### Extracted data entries
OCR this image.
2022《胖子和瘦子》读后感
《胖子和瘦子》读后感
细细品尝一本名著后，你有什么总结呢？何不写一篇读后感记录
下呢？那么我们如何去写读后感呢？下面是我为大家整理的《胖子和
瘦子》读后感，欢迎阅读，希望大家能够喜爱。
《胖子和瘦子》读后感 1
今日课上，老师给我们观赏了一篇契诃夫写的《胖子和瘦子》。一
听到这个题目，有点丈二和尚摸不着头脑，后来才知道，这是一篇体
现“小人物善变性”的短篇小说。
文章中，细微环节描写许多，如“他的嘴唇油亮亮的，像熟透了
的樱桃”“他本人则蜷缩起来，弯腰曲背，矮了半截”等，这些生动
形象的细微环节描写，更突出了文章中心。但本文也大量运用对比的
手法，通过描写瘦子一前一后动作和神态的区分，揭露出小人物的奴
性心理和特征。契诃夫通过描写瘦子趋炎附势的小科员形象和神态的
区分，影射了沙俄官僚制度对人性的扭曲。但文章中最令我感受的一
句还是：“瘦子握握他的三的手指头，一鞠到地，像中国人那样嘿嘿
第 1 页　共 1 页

### Task requirements
Report the number of lines holding the string "胖子和瘦子", without any other words.

### Written answer
4